§ Records supplied
__________________________________________________

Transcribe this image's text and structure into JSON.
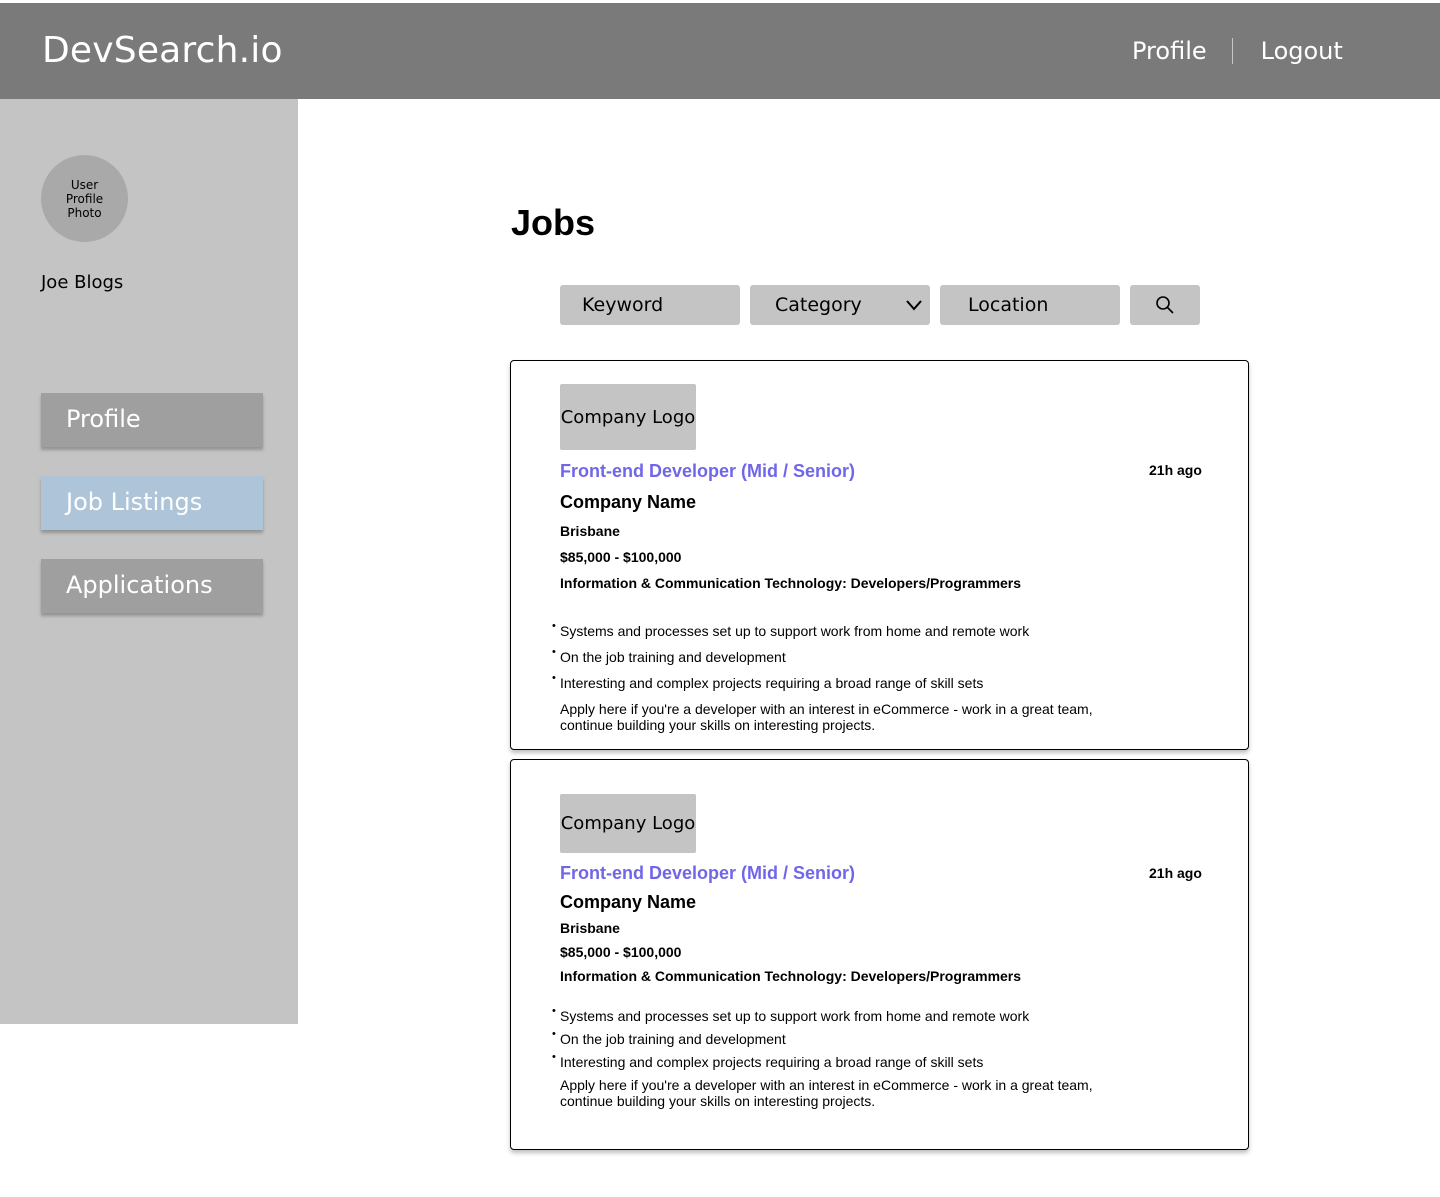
{
  "header": {
    "brand": "DevSearch.io",
    "nav": [
      "Profile",
      "Logout"
    ]
  },
  "sidebar": {
    "avatar_text": "User Profile Photo",
    "username": "Joe Blogs",
    "items": [
      {
        "label": "Profile",
        "active": false
      },
      {
        "label": "Job Listings",
        "active": true
      },
      {
        "label": "Applications",
        "active": false
      }
    ]
  },
  "main": {
    "title": "Jobs",
    "filters": {
      "keyword": "Keyword",
      "category": "Category",
      "location": "Location"
    },
    "jobs": [
      {
        "logo": "Company Logo",
        "title": "Front-end Developer (Mid / Senior)",
        "posted": "21h ago",
        "company": "Company Name",
        "location": "Brisbane",
        "salary": "$85,000 - $100,000",
        "category": "Information & Communication Technology: Developers/Programmers",
        "bullets": [
          "Systems and processes set up to support work from home and remote work",
          "On the job training and development",
          "Interesting and complex projects requiring a broad range of skill sets"
        ],
        "description": "Apply here if you're a developer with an interest in eCommerce - work in a great team, continue building your skills on interesting projects."
      },
      {
        "logo": "Company Logo",
        "title": "Front-end Developer (Mid / Senior)",
        "posted": "21h ago",
        "company": "Company Name",
        "location": "Brisbane",
        "salary": "$85,000 - $100,000",
        "category": "Information & Communication Technology: Developers/Programmers",
        "bullets": [
          "Systems and processes set up to support work from home and remote work",
          "On the job training and development",
          "Interesting and complex projects requiring a broad range of skill sets"
        ],
        "description": "Apply here if you're a developer with an interest in eCommerce - work in a great team, continue building your skills on interesting projects."
      }
    ]
  },
  "colors": {
    "header_bg": "#7a7a7a",
    "sidebar_bg": "#c4c4c4",
    "active_nav": "#aec4d8",
    "job_title": "#7166e8"
  },
  "icons": {
    "search": "search-icon",
    "dropdown": "chevron-down-icon"
  }
}
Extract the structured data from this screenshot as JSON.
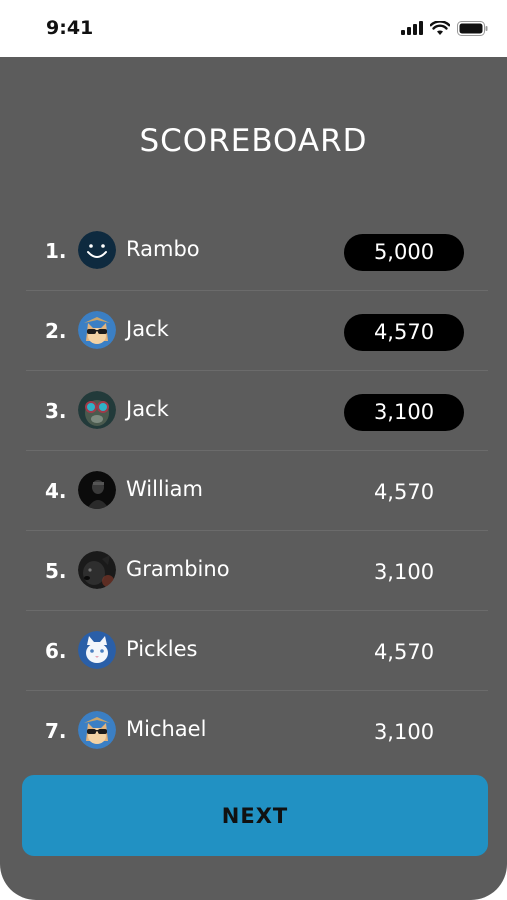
{
  "status_bar": {
    "time": "9:41",
    "icons": [
      "signal-icon",
      "wifi-icon",
      "battery-icon"
    ]
  },
  "title": "SCOREBOARD",
  "players": [
    {
      "rank": "1.",
      "name": "Rambo",
      "score": "5,000",
      "highlight": true,
      "avatar": "smiley-avatar"
    },
    {
      "rank": "2.",
      "name": "Jack",
      "score": "4,570",
      "highlight": true,
      "avatar": "cat-sunglasses-avatar"
    },
    {
      "rank": "3.",
      "name": "Jack",
      "score": "3,100",
      "highlight": true,
      "avatar": "monkey-goggles-avatar"
    },
    {
      "rank": "4.",
      "name": "William",
      "score": "4,570",
      "highlight": false,
      "avatar": "dark-figure-avatar"
    },
    {
      "rank": "5.",
      "name": "Grambino",
      "score": "3,100",
      "highlight": false,
      "avatar": "black-dog-avatar"
    },
    {
      "rank": "6.",
      "name": "Pickles",
      "score": "4,570",
      "highlight": false,
      "avatar": "white-cat-avatar"
    },
    {
      "rank": "7.",
      "name": "Michael",
      "score": "3,100",
      "highlight": false,
      "avatar": "cat-sunglasses-avatar"
    }
  ],
  "next_label": "NEXT",
  "colors": {
    "background": "#5c5c5c",
    "pill": "#000000",
    "button": "#2191c3"
  }
}
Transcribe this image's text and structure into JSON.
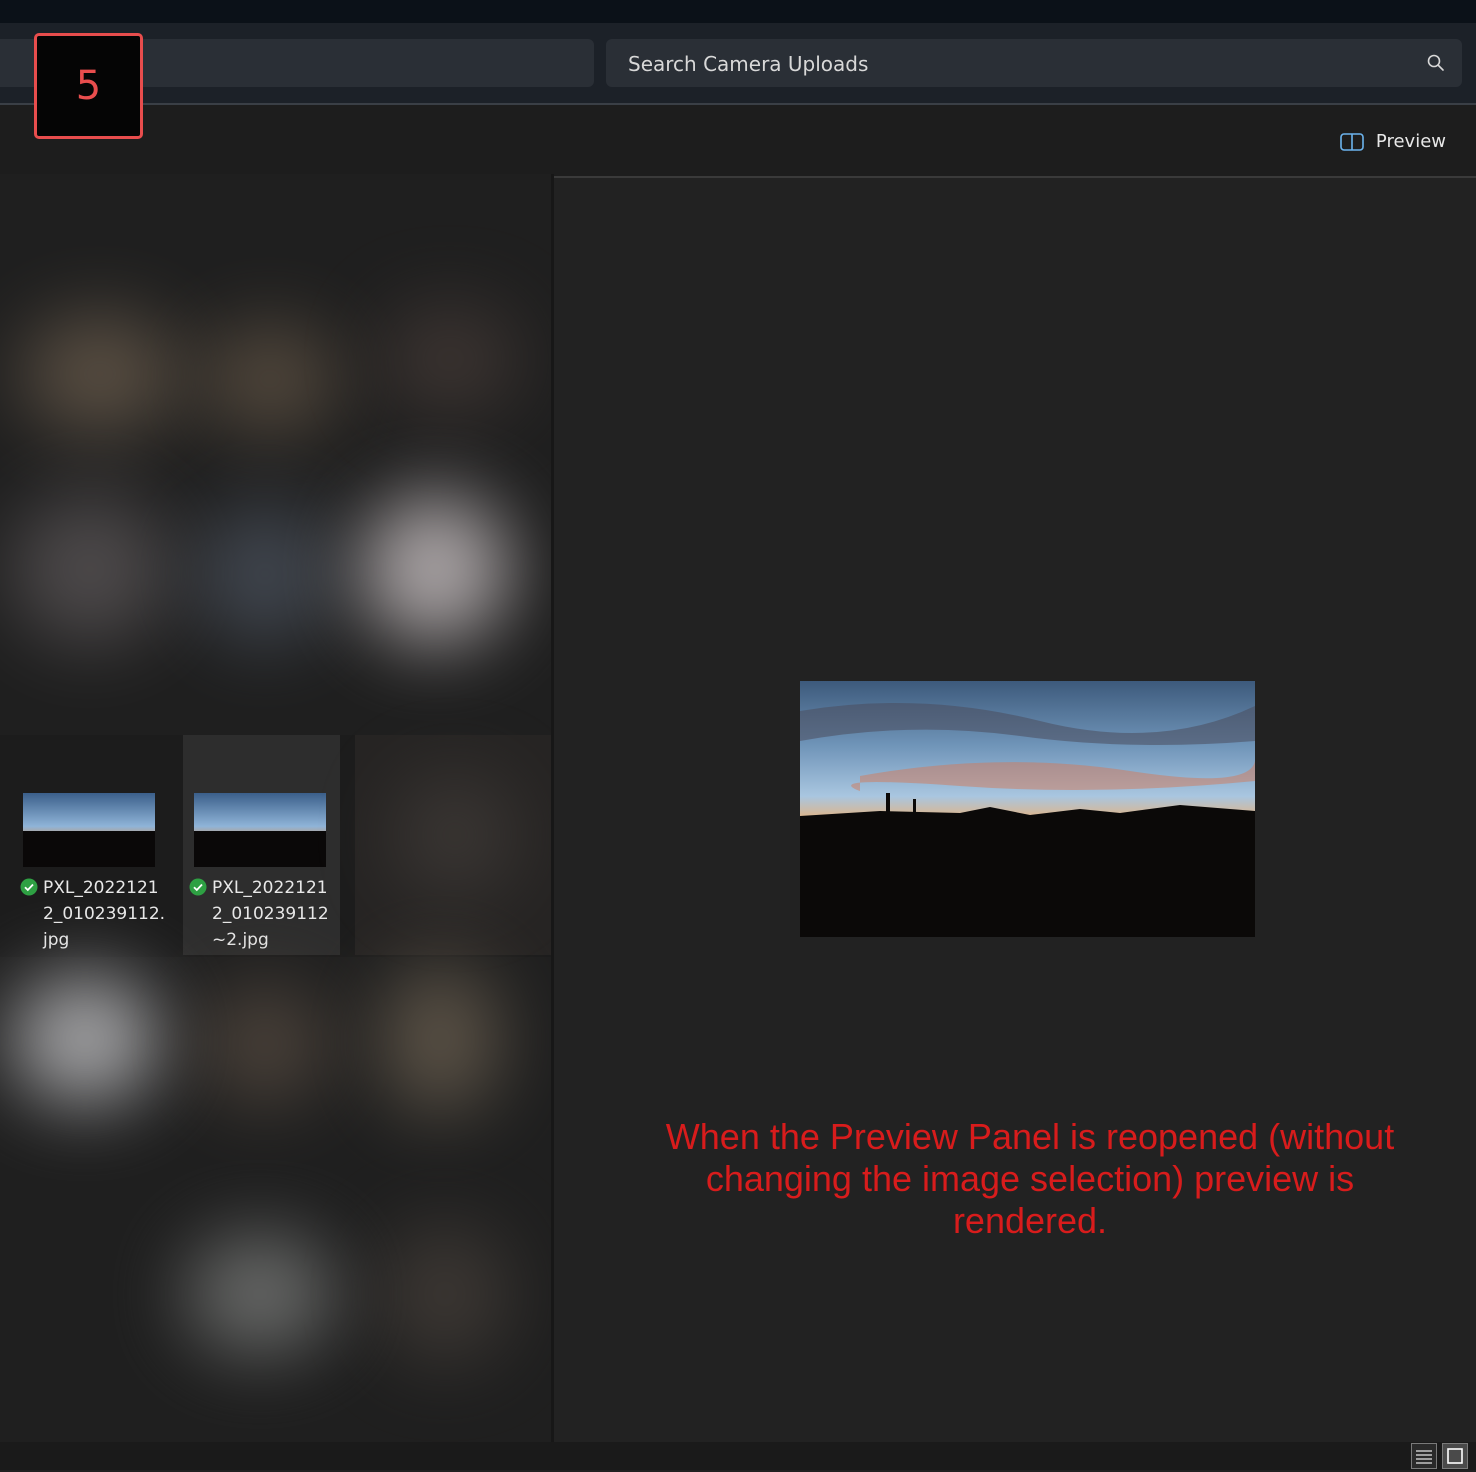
{
  "annotation_step": "5",
  "search": {
    "placeholder": "Search Camera Uploads"
  },
  "toolbar": {
    "preview_label": "Preview"
  },
  "files": [
    {
      "name": "PXL_20221212_010239112.jpg",
      "status": "synced",
      "selected": false
    },
    {
      "name": "PXL_20221212_010239112~2.jpg",
      "status": "synced",
      "selected": true
    }
  ],
  "annotation_note": "When the Preview Panel is reopened (without changing the image selection) preview is rendered.",
  "colors": {
    "annotation": "#d81c1c",
    "badge": "#e84d4d",
    "sync_ok": "#2ea043"
  }
}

__________________________________________________

§ What to work on
Would you return the data exactly as written, without the pictures?

§ Task response
Transcribe this image's text and structure into JSON.
{
  "header": {
    "brand": "DevSearch.io",
    "nav": [
      "Profile",
      "Logout"
    ]
  },
  "sidebar": {
    "avatar_text": "User Profile Photo",
    "username": "Joe Blogs",
    "items": [
      {
        "label": "Profile",
        "active": false
      },
      {
        "label": "Job Listings",
        "active": true
      },
      {
        "label": "Applications",
        "active": false
      }
    ]
  },
  "main": {
    "title": "Jobs",
    "filters": {
      "keyword": "Keyword",
      "category": "Category",
      "location": "Location"
    },
    "jobs": [
      {
        "logo": "Company Logo",
        "title": "Front-end Developer (Mid / Senior)",
        "posted": "21h ago",
        "company": "Company Name",
        "location": "Brisbane",
        "salary": "$85,000 - $100,000",
        "category": "Information & Communication Technology: Developers/Programmers",
        "bullets": [
          "Systems and processes set up to support work from home and remote work",
          "On the job training and development",
          "Interesting and complex projects requiring a broad range of skill sets"
        ],
        "description": "Apply here if you're a developer with an interest in eCommerce - work in a great team, continue building your skills on interesting projects."
      },
      {
        "logo": "Company Logo",
        "title": "Front-end Developer (Mid / Senior)",
        "posted": "21h ago",
        "company": "Company Name",
        "location": "Brisbane",
        "salary": "$85,000 - $100,000",
        "category": "Information & Communication Technology: Developers/Programmers",
        "bullets": [
          "Systems and processes set up to support work from home and remote work",
          "On the job training and development",
          "Interesting and complex projects requiring a broad range of skill sets"
        ],
        "description": "Apply here if you're a developer with an interest in eCommerce - work in a great team, continue building your skills on interesting projects."
      }
    ]
  },
  "colors": {
    "header_bg": "#7a7a7a",
    "sidebar_bg": "#c4c4c4",
    "active_nav": "#aec4d8",
    "job_title": "#7166e8"
  },
  "icons": {
    "search": "search-icon",
    "dropdown": "chevron-down-icon"
  }
}
Extract the structured data from this screenshot as JSON.
{
  "status_bar": {
    "time": "9:41",
    "icons": [
      "signal-icon",
      "wifi-icon",
      "battery-icon"
    ]
  },
  "title": "SCOREBOARD",
  "players": [
    {
      "rank": "1.",
      "name": "Rambo",
      "score": "5,000",
      "highlight": true,
      "avatar": "smiley-avatar"
    },
    {
      "rank": "2.",
      "name": "Jack",
      "score": "4,570",
      "highlight": true,
      "avatar": "cat-sunglasses-avatar"
    },
    {
      "rank": "3.",
      "name": "Jack",
      "score": "3,100",
      "highlight": true,
      "avatar": "monkey-goggles-avatar"
    },
    {
      "rank": "4.",
      "name": "William",
      "score": "4,570",
      "highlight": false,
      "avatar": "dark-figure-avatar"
    },
    {
      "rank": "5.",
      "name": "Grambino",
      "score": "3,100",
      "highlight": false,
      "avatar": "black-dog-avatar"
    },
    {
      "rank": "6.",
      "name": "Pickles",
      "score": "4,570",
      "highlight": false,
      "avatar": "white-cat-avatar"
    },
    {
      "rank": "7.",
      "name": "Michael",
      "score": "3,100",
      "highlight": false,
      "avatar": "cat-sunglasses-avatar"
    }
  ],
  "next_label": "NEXT",
  "colors": {
    "background": "#5c5c5c",
    "pill": "#000000",
    "button": "#2191c3"
  }
}
Transcribe this image's text and structure into JSON.
{
  "annotation_step": "5",
  "search": {
    "placeholder": "Search Camera Uploads"
  },
  "toolbar": {
    "preview_label": "Preview"
  },
  "files": [
    {
      "name": "PXL_20221212_010239112.jpg",
      "status": "synced",
      "selected": false
    },
    {
      "name": "PXL_20221212_010239112~2.jpg",
      "status": "synced",
      "selected": true
    }
  ],
  "annotation_note": "When the Preview Panel is reopened (without changing the image selection) preview is rendered.",
  "colors": {
    "annotation": "#d81c1c",
    "badge": "#e84d4d",
    "sync_ok": "#2ea043"
  }
}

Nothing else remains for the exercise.